Your instructions =
Copy out the entries in full and with complete accuracy; pictures are excluded.

[Extracted records]
====

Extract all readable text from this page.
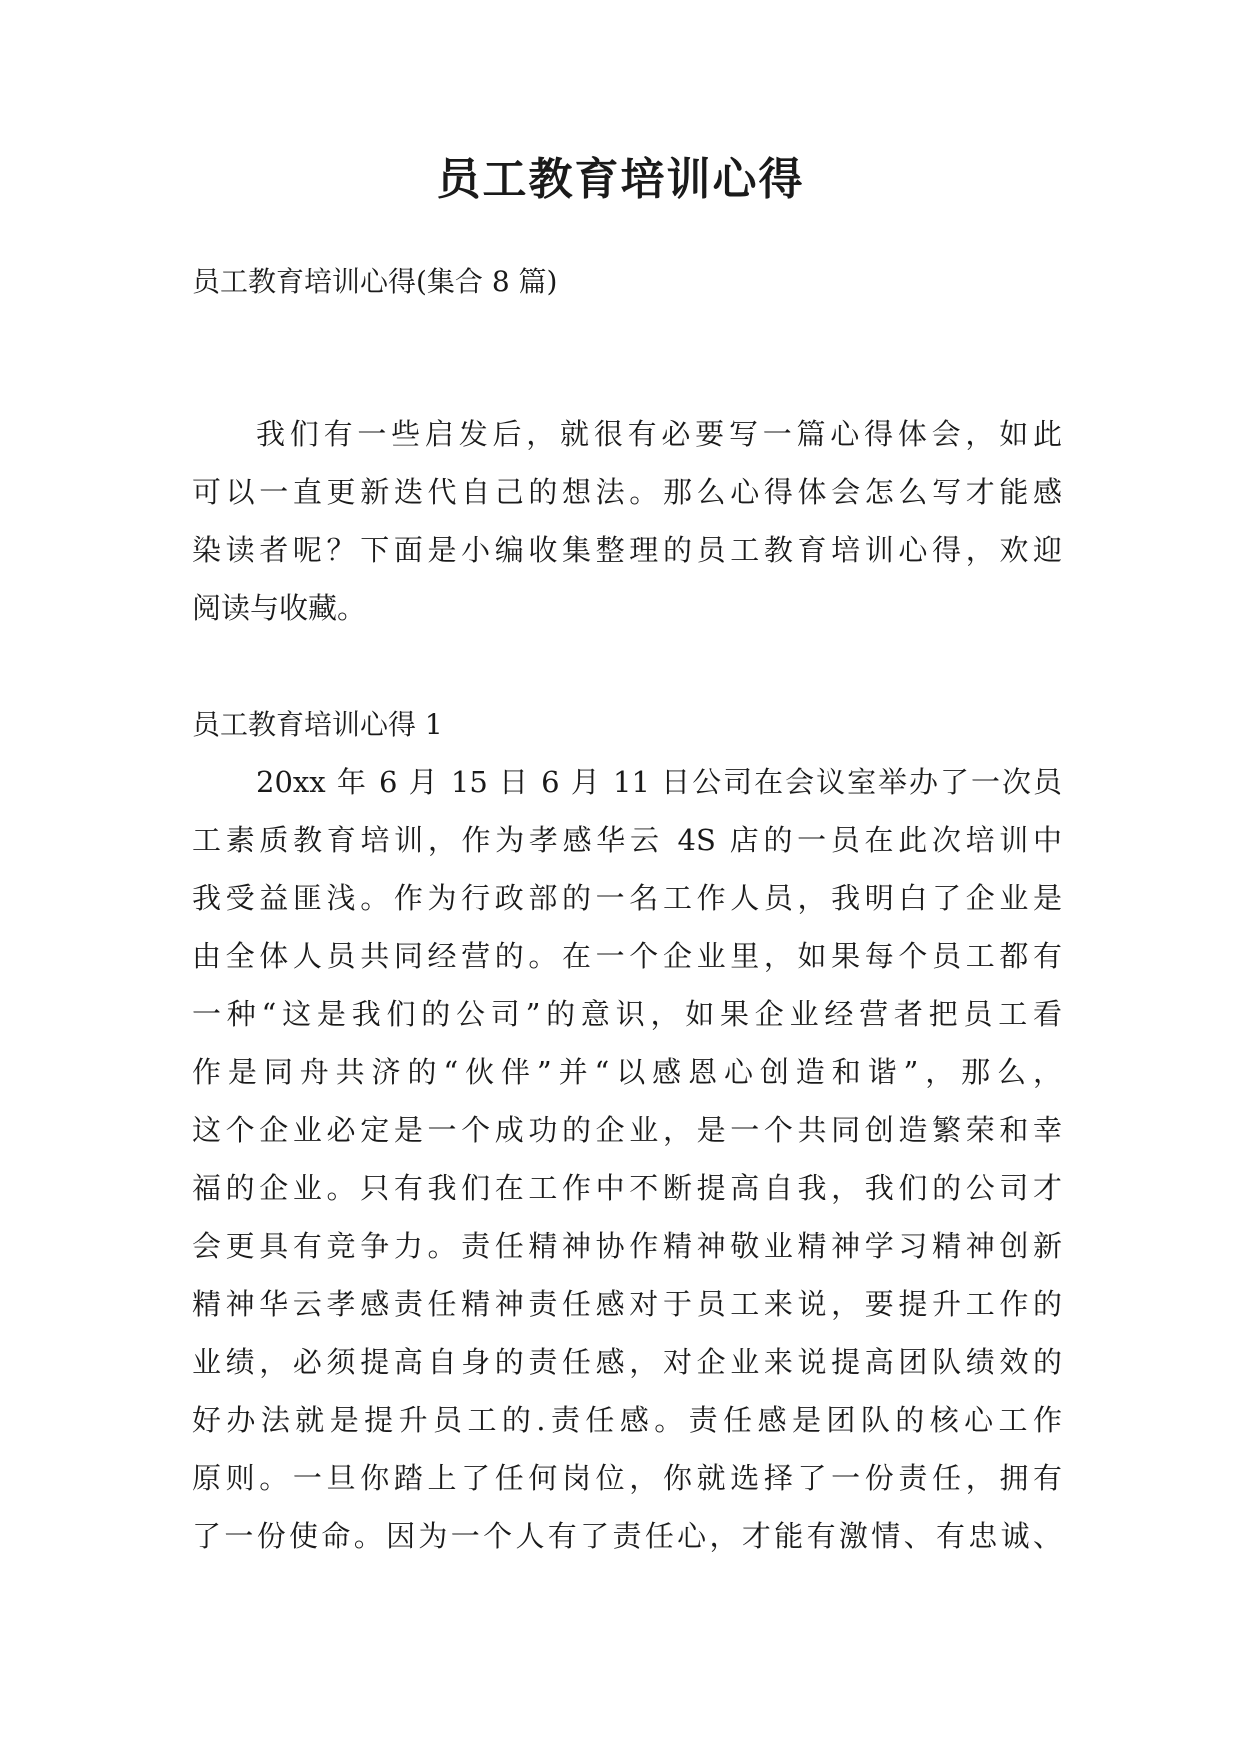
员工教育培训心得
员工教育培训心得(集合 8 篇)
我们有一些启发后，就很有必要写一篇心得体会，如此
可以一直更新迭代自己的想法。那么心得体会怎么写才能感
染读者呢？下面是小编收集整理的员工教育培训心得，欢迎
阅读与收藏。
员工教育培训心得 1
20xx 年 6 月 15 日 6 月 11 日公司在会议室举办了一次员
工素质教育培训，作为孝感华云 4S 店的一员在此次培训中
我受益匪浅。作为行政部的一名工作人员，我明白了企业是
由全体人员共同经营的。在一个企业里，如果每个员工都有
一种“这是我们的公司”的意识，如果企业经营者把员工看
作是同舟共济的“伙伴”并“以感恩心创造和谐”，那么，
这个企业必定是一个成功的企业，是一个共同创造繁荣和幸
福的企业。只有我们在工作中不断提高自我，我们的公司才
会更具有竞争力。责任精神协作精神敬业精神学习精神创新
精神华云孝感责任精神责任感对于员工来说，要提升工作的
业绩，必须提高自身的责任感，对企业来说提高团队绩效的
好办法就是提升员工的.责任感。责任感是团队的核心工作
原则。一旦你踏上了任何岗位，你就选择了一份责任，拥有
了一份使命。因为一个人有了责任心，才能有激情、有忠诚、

====

Solved problem =
Extract all readable text from this page.
员工教育培训心得
员工教育培训心得(集合 8 篇)
我们有一些启发后，就很有必要写一篇心得体会，如此
可以一直更新迭代自己的想法。那么心得体会怎么写才能感
染读者呢？下面是小编收集整理的员工教育培训心得，欢迎
阅读与收藏。
员工教育培训心得 1
20xx 年 6 月 15 日 6 月 11 日公司在会议室举办了一次员
工素质教育培训，作为孝感华云 4S 店的一员在此次培训中
我受益匪浅。作为行政部的一名工作人员，我明白了企业是
由全体人员共同经营的。在一个企业里，如果每个员工都有
一种“这是我们的公司”的意识，如果企业经营者把员工看
作是同舟共济的“伙伴”并“以感恩心创造和谐”，那么，
这个企业必定是一个成功的企业，是一个共同创造繁荣和幸
福的企业。只有我们在工作中不断提高自我，我们的公司才
会更具有竞争力。责任精神协作精神敬业精神学习精神创新
精神华云孝感责任精神责任感对于员工来说，要提升工作的
业绩，必须提高自身的责任感，对企业来说提高团队绩效的
好办法就是提升员工的.责任感。责任感是团队的核心工作
原则。一旦你踏上了任何岗位，你就选择了一份责任，拥有
了一份使命。因为一个人有了责任心，才能有激情、有忠诚、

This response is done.